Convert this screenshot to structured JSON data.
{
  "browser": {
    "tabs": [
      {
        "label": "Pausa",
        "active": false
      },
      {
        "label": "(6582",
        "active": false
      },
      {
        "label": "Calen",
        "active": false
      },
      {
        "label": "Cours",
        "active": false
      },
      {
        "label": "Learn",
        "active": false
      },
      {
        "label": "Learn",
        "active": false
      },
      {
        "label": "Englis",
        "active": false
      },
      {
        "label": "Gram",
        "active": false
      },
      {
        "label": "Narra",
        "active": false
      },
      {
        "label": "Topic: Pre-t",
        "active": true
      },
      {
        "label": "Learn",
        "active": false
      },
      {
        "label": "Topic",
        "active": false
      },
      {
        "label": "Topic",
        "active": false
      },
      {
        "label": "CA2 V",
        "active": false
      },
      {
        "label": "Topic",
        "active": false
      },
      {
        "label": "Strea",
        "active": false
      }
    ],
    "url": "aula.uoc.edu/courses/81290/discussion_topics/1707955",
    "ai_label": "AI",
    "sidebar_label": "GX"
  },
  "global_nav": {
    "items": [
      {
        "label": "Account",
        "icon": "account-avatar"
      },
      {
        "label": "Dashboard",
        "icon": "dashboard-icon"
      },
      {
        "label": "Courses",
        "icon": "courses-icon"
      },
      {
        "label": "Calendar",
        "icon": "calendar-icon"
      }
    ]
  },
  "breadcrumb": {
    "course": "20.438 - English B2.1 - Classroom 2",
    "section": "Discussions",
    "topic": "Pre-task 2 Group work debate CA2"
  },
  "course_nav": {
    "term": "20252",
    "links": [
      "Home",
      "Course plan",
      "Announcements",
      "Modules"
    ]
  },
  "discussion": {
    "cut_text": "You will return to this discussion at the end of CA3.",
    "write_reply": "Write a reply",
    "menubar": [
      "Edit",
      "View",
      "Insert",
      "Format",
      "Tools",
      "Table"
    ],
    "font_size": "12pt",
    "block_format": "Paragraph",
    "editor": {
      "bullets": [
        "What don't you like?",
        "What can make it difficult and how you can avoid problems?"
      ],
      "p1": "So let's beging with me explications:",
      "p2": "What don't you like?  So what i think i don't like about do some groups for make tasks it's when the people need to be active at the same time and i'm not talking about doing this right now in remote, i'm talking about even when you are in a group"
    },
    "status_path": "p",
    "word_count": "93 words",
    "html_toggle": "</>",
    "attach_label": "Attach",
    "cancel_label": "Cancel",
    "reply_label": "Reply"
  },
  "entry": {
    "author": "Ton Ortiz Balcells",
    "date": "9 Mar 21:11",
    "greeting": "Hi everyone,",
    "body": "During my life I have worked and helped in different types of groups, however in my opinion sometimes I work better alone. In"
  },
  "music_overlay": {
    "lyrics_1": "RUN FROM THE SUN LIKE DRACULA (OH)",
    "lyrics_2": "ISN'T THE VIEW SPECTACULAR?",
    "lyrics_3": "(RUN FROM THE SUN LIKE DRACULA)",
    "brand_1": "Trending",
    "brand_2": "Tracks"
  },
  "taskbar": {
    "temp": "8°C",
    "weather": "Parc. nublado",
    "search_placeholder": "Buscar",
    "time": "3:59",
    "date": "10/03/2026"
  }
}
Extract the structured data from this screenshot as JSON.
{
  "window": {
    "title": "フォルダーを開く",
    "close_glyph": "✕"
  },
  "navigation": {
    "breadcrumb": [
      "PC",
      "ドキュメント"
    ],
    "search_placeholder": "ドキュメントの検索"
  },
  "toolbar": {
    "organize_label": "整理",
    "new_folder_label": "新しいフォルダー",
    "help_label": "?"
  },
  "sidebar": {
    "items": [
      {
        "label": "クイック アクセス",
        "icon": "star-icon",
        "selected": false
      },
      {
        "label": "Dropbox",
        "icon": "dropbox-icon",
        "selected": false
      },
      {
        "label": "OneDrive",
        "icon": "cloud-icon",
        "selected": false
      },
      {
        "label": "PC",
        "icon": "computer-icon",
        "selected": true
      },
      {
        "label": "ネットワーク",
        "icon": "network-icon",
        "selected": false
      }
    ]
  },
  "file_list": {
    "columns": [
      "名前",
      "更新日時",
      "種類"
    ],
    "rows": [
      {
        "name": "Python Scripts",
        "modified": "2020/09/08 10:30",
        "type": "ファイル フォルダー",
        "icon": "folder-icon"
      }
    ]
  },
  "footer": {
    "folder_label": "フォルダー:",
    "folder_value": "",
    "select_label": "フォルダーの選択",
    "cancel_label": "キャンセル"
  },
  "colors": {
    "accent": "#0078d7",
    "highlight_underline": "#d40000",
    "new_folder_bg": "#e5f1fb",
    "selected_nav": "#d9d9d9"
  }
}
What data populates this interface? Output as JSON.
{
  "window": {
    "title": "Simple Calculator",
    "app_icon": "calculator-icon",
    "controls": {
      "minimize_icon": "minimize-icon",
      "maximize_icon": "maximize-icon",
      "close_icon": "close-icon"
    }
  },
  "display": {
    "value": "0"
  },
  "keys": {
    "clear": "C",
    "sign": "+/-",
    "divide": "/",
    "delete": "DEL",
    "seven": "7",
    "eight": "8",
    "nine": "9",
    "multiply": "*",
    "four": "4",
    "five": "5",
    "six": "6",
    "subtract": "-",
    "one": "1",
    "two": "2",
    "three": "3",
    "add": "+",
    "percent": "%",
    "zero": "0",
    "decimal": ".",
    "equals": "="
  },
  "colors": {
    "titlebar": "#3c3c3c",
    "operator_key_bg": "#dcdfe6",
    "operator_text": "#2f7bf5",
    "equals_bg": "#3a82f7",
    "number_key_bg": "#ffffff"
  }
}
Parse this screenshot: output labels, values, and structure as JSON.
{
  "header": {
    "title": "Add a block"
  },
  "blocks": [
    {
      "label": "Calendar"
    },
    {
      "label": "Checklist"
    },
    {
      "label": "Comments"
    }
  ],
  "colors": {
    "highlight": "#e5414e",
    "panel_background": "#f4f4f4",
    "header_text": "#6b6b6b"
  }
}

_ _ _ _ _

• _Set exercise_:
How many lines in the listing contain "groups"? Answer with the number alone.

• _Task response_:
2